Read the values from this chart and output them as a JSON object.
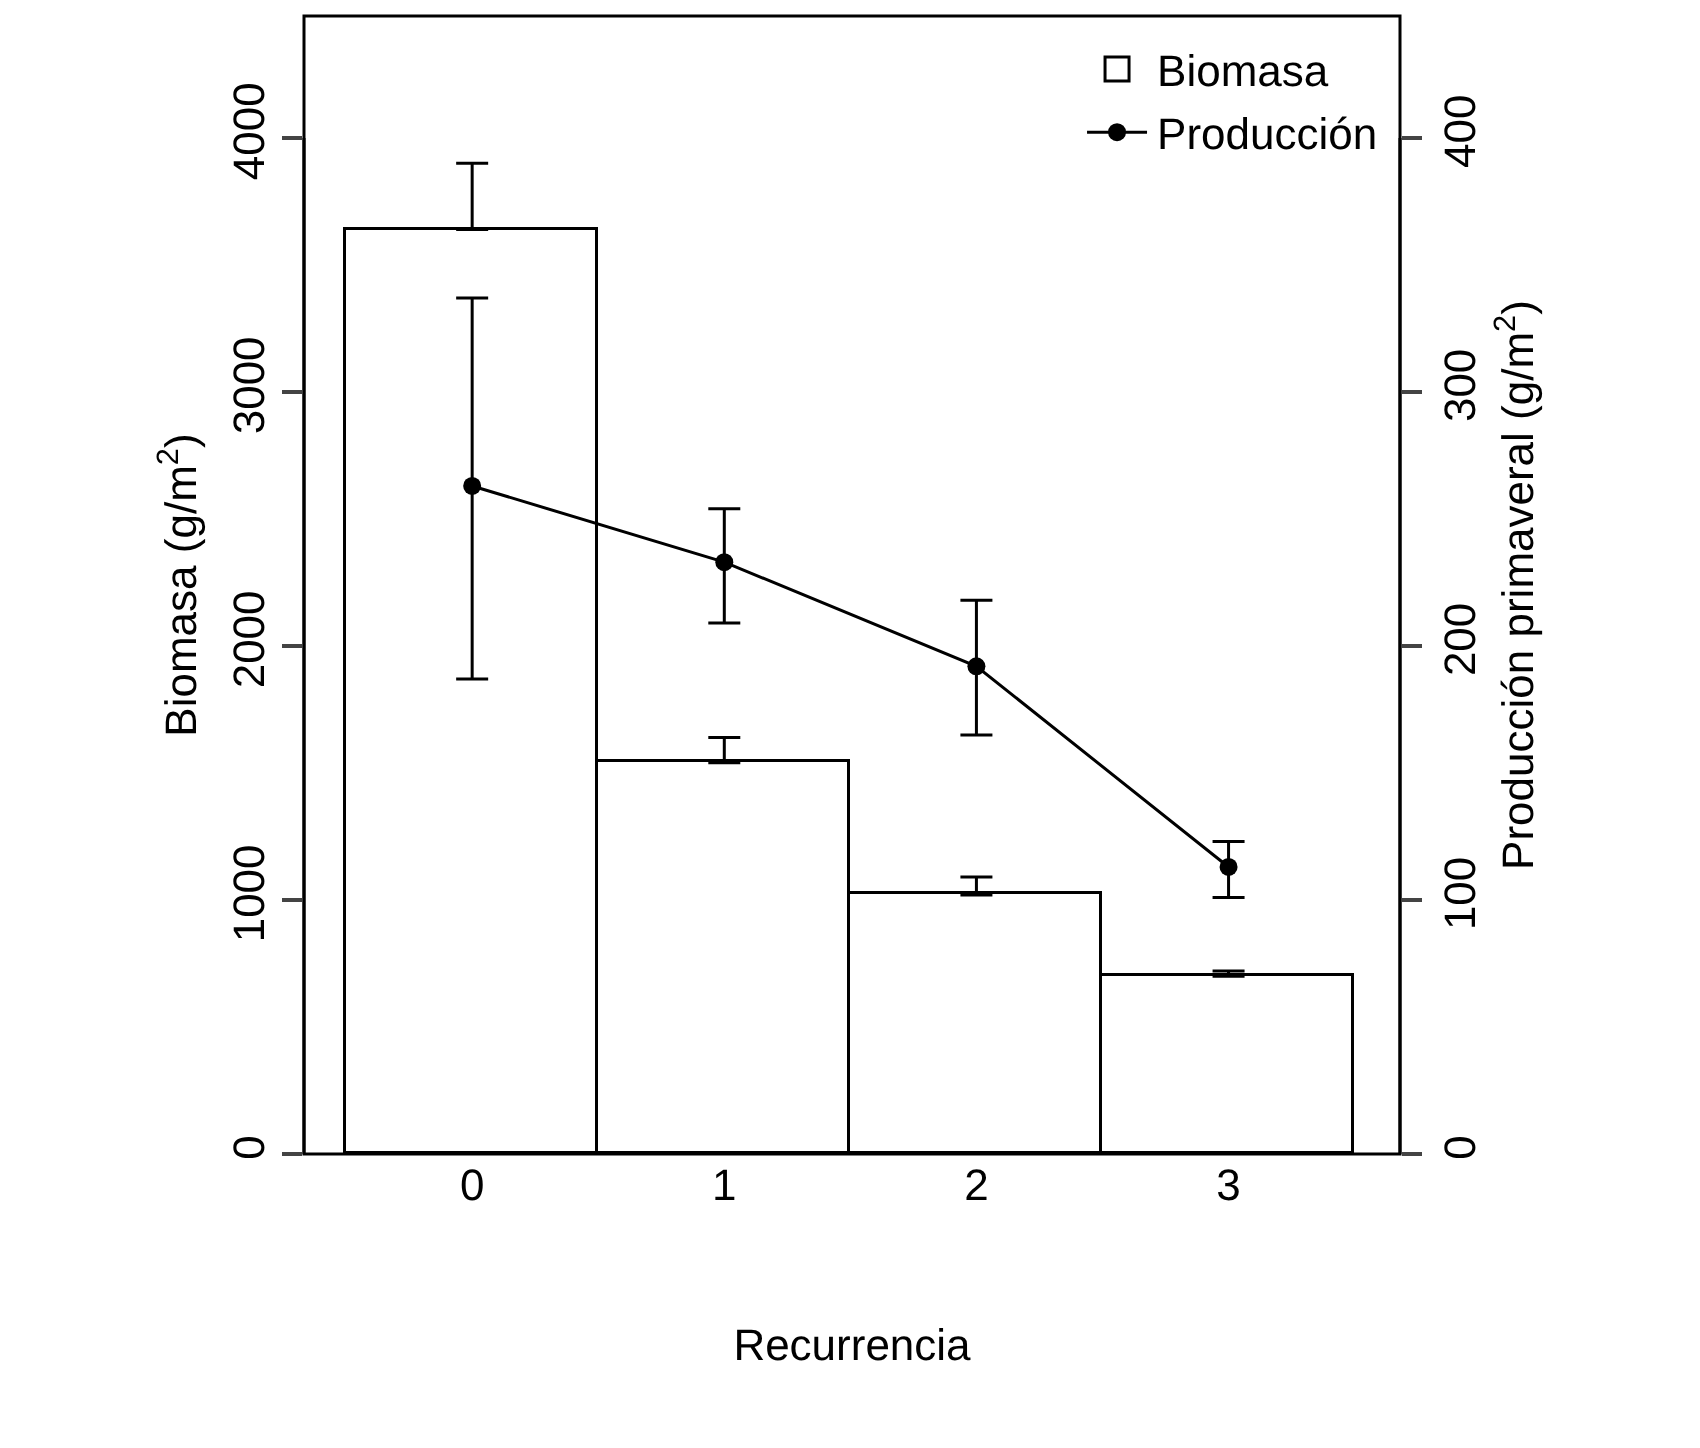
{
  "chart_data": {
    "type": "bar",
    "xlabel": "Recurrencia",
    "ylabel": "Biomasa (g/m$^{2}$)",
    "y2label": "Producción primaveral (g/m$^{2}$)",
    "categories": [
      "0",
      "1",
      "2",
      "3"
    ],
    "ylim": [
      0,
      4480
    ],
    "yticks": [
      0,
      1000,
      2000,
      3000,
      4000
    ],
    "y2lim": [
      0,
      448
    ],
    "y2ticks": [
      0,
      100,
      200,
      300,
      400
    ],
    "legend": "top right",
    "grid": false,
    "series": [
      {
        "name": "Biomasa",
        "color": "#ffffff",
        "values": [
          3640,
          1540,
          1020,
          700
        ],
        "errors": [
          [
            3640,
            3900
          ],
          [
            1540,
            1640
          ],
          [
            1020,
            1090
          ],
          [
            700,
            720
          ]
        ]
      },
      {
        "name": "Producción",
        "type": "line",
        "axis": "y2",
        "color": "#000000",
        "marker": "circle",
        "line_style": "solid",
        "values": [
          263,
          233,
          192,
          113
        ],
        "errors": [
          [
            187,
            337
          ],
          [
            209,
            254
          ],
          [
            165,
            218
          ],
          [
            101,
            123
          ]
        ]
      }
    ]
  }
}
...
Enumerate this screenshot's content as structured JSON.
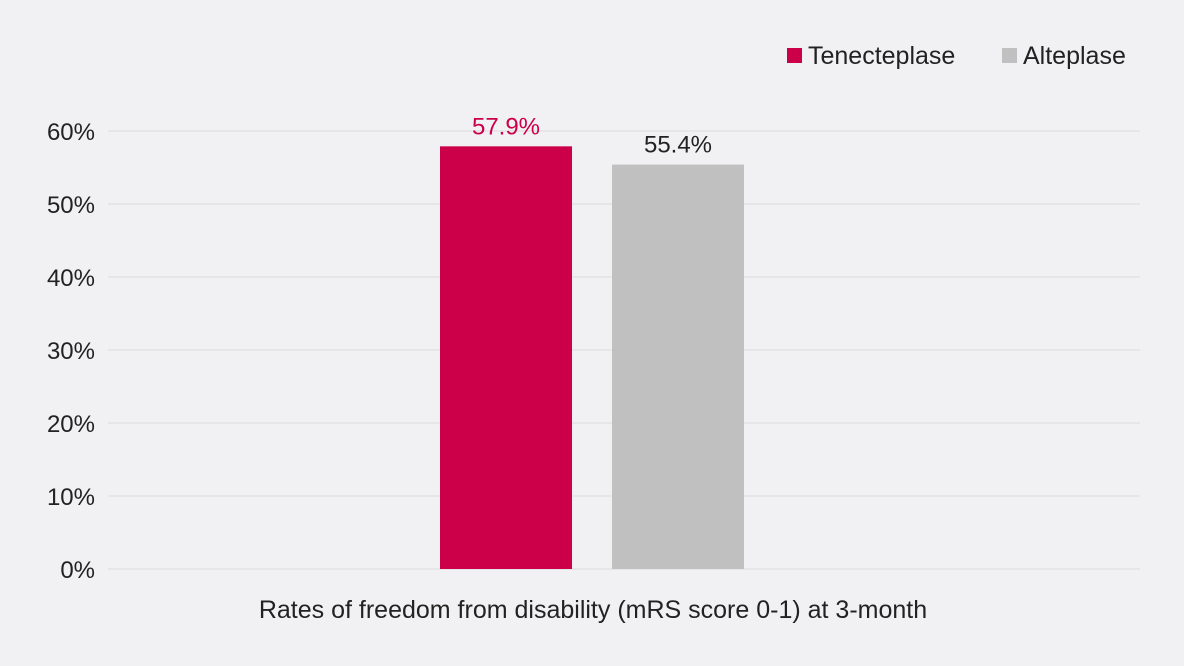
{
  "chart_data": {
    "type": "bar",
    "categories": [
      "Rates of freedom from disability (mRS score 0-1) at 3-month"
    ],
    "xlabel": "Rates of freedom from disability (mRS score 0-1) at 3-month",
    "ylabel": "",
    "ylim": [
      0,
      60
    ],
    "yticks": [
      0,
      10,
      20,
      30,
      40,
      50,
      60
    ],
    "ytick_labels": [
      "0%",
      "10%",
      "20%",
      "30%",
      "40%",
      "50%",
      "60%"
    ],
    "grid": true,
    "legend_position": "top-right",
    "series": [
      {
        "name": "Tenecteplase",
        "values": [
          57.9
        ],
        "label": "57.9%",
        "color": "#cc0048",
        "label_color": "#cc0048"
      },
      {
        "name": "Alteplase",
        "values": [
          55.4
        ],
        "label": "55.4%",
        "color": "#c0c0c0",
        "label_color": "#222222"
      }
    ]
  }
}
* * *
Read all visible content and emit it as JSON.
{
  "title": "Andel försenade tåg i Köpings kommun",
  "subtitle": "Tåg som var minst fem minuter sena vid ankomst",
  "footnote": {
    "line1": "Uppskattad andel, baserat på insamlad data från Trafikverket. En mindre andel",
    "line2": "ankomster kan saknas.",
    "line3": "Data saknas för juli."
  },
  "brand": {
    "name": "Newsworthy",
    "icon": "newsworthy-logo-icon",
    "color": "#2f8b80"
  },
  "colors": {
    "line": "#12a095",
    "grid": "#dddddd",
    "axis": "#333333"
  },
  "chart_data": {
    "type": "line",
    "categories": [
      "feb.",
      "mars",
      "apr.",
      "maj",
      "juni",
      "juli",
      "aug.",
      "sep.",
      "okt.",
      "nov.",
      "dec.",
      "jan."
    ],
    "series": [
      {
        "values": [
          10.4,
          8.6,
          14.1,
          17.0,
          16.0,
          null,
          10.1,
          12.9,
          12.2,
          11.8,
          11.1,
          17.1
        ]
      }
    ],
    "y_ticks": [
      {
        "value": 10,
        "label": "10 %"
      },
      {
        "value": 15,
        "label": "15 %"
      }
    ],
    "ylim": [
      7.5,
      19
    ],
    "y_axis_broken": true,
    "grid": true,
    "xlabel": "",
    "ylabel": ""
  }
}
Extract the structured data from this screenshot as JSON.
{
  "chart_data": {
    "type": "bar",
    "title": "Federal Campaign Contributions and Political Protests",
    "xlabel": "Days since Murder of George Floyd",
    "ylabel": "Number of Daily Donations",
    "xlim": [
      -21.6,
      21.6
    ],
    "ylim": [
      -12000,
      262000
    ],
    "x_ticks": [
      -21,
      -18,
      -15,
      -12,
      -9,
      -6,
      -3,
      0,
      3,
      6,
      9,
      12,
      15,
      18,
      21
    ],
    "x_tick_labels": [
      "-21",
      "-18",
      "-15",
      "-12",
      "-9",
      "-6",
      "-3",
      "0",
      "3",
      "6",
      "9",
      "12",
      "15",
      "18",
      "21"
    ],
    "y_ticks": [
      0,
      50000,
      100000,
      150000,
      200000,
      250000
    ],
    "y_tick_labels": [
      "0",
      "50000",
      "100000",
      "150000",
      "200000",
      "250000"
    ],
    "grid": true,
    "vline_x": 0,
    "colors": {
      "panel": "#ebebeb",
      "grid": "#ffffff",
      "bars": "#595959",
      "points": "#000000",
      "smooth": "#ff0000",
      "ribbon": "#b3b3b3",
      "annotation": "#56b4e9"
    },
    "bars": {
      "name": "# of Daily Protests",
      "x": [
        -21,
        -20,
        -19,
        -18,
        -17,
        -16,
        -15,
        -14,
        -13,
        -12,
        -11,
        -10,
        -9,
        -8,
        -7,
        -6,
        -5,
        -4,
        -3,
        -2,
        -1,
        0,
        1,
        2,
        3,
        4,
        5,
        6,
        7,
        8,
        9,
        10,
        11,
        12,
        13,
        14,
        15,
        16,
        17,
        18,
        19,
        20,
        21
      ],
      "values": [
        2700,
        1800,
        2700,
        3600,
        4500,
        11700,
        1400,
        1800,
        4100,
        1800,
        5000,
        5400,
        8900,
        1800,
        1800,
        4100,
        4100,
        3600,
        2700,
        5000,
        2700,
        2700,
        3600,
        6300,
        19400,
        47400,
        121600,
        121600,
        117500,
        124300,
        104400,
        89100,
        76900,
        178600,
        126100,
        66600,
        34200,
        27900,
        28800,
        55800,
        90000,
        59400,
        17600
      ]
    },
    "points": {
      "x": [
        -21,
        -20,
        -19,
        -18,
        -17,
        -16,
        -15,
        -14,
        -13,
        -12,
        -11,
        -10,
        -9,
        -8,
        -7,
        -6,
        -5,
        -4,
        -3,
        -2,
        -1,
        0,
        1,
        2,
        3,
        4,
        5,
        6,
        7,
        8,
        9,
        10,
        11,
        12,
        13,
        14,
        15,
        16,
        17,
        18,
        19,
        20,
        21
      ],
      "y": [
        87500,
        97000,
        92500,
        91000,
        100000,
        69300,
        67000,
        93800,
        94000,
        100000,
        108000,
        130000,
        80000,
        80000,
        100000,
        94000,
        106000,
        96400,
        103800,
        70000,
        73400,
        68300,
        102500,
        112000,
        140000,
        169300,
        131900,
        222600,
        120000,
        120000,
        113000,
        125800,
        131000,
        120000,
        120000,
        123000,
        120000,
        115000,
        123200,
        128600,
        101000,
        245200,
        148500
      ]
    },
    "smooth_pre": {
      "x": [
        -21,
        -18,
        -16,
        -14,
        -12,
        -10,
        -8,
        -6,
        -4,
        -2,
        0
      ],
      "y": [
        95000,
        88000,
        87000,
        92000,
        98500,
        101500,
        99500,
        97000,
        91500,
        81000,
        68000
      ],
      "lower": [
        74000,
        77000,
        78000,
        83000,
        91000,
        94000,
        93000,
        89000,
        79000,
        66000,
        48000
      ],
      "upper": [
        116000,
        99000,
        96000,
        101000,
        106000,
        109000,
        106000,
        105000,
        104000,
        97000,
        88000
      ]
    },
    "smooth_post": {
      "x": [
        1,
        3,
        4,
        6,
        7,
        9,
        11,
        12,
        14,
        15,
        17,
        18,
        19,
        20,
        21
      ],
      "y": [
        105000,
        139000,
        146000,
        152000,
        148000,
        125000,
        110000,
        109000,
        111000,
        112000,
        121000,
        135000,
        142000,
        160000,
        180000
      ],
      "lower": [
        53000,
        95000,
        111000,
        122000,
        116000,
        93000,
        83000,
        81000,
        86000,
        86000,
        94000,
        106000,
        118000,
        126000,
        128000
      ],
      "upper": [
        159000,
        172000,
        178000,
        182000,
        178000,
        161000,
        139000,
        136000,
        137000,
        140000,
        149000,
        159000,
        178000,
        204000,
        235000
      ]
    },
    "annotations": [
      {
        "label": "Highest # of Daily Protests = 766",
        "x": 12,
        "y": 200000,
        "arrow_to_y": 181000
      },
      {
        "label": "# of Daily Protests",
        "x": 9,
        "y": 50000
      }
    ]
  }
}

→ WHAT IS NEEDED: Find the lines holding "right" and list every one.

→ FINISHED TASK:
    "legend": "top right",
    "legend_position": "top-right",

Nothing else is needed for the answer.